═════ Records provided

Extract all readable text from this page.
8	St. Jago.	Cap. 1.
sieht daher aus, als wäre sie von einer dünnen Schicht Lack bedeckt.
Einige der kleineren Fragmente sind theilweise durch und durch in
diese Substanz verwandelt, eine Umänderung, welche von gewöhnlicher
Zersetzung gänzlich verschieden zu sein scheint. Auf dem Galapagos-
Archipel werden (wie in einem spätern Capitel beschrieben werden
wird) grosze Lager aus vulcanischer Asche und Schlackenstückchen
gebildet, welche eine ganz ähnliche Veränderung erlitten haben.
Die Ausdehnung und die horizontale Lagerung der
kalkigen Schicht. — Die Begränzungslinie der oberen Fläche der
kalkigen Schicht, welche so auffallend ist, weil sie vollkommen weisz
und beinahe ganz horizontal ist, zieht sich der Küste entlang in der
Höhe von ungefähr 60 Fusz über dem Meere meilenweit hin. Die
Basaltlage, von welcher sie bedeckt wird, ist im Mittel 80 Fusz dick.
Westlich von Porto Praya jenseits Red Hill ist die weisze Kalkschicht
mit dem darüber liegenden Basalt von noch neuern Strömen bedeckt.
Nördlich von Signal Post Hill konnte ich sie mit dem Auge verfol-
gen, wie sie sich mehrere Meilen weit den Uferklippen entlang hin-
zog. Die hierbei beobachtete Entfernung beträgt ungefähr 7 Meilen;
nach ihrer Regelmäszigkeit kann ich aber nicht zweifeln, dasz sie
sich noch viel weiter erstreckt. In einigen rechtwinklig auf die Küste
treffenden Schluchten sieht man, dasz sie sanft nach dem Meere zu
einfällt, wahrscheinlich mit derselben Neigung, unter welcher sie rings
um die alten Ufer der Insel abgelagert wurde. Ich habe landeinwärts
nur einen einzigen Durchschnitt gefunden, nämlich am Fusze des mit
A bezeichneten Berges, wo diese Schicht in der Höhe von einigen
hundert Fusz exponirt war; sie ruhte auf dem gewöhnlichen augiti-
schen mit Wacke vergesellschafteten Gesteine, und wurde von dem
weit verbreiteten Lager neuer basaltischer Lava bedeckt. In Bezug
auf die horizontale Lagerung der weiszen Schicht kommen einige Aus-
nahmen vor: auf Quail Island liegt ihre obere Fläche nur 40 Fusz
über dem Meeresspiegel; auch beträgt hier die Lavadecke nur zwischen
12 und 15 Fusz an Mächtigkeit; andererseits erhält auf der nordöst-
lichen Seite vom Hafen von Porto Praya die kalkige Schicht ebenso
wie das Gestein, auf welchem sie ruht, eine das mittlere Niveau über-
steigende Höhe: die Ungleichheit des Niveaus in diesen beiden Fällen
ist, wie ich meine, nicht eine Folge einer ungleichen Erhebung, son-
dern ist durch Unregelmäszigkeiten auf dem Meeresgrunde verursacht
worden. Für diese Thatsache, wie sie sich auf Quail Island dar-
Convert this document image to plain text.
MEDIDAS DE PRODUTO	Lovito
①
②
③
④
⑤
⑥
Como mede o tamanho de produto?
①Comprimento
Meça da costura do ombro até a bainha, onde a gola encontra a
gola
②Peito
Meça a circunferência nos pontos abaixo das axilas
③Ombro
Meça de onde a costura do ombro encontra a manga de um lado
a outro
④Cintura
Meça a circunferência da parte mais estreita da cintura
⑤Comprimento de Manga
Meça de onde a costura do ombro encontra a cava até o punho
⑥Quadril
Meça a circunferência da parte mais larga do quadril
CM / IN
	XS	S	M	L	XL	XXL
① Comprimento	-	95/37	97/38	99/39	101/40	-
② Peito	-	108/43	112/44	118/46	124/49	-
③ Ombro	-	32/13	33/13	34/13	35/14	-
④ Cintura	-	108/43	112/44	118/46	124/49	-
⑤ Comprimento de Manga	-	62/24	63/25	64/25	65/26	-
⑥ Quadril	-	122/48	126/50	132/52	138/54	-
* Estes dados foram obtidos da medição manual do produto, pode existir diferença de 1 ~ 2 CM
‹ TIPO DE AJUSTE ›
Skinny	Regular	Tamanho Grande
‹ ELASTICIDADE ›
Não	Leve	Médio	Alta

══════════

**What you need to do:** Each entry above is to be printed again exactly.

**Task solution:**
Extract all readable text from this page.
8	St. Jago.	Cap. 1.
sieht daher aus, als wäre sie von einer dünnen Schicht Lack bedeckt.
Einige der kleineren Fragmente sind theilweise durch und durch in
diese Substanz verwandelt, eine Umänderung, welche von gewöhnlicher
Zersetzung gänzlich verschieden zu sein scheint. Auf dem Galapagos-
Archipel werden (wie in einem spätern Capitel beschrieben werden
wird) grosze Lager aus vulcanischer Asche und Schlackenstückchen
gebildet, welche eine ganz ähnliche Veränderung erlitten haben.
Die Ausdehnung und die horizontale Lagerung der
kalkigen Schicht. — Die Begränzungslinie der oberen Fläche der
kalkigen Schicht, welche so auffallend ist, weil sie vollkommen weisz
und beinahe ganz horizontal ist, zieht sich der Küste entlang in der
Höhe von ungefähr 60 Fusz über dem Meere meilenweit hin. Die
Basaltlage, von welcher sie bedeckt wird, ist im Mittel 80 Fusz dick.
Westlich von Porto Praya jenseits Red Hill ist die weisze Kalkschicht
mit dem darüber liegenden Basalt von noch neuern Strömen bedeckt.
Nördlich von Signal Post Hill konnte ich sie mit dem Auge verfol-
gen, wie sie sich mehrere Meilen weit den Uferklippen entlang hin-
zog. Die hierbei beobachtete Entfernung beträgt ungefähr 7 Meilen;
nach ihrer Regelmäszigkeit kann ich aber nicht zweifeln, dasz sie
sich noch viel weiter erstreckt. In einigen rechtwinklig auf die Küste
treffenden Schluchten sieht man, dasz sie sanft nach dem Meere zu
einfällt, wahrscheinlich mit derselben Neigung, unter welcher sie rings
um die alten Ufer der Insel abgelagert wurde. Ich habe landeinwärts
nur einen einzigen Durchschnitt gefunden, nämlich am Fusze des mit
A bezeichneten Berges, wo diese Schicht in der Höhe von einigen
hundert Fusz exponirt war; sie ruhte auf dem gewöhnlichen augiti-
schen mit Wacke vergesellschafteten Gesteine, und wurde von dem
weit verbreiteten Lager neuer basaltischer Lava bedeckt. In Bezug
auf die horizontale Lagerung der weiszen Schicht kommen einige Aus-
nahmen vor: auf Quail Island liegt ihre obere Fläche nur 40 Fusz
über dem Meeresspiegel; auch beträgt hier die Lavadecke nur zwischen
12 und 15 Fusz an Mächtigkeit; andererseits erhält auf der nordöst-
lichen Seite vom Hafen von Porto Praya die kalkige Schicht ebenso
wie das Gestein, auf welchem sie ruht, eine das mittlere Niveau über-
steigende Höhe: die Ungleichheit des Niveaus in diesen beiden Fällen
ist, wie ich meine, nicht eine Folge einer ungleichen Erhebung, son-
dern ist durch Unregelmäszigkeiten auf dem Meeresgrunde verursacht
worden. Für diese Thatsache, wie sie sich auf Quail Island dar-
Convert this document image to plain text.
MEDIDAS DE PRODUTO	Lovito
①
②
③
④
⑤
⑥
Como mede o tamanho de produto?
①Comprimento
Meça da costura do ombro até a bainha, onde a gola encontra a
gola
②Peito
Meça a circunferência nos pontos abaixo das axilas
③Ombro
Meça de onde a costura do ombro encontra a manga de um lado
a outro
④Cintura
Meça a circunferência da parte mais estreita da cintura
⑤Comprimento de Manga
Meça de onde a costura do ombro encontra a cava até o punho
⑥Quadril
Meça a circunferência da parte mais larga do quadril
CM / IN
	XS	S	M	L	XL	XXL
① Comprimento	-	95/37	97/38	99/39	101/40	-
② Peito	-	108/43	112/44	118/46	124/49	-
③ Ombro	-	32/13	33/13	34/13	35/14	-
④ Cintura	-	108/43	112/44	118/46	124/49	-
⑤ Comprimento de Manga	-	62/24	63/25	64/25	65/26	-
⑥ Quadril	-	122/48	126/50	132/52	138/54	-
* Estes dados foram obtidos da medição manual do produto, pode existir diferença de 1 ~ 2 CM
‹ TIPO DE AJUSTE ›
Skinny	Regular	Tamanho Grande
‹ ELASTICIDADE ›
Não	Leve	Médio	Alta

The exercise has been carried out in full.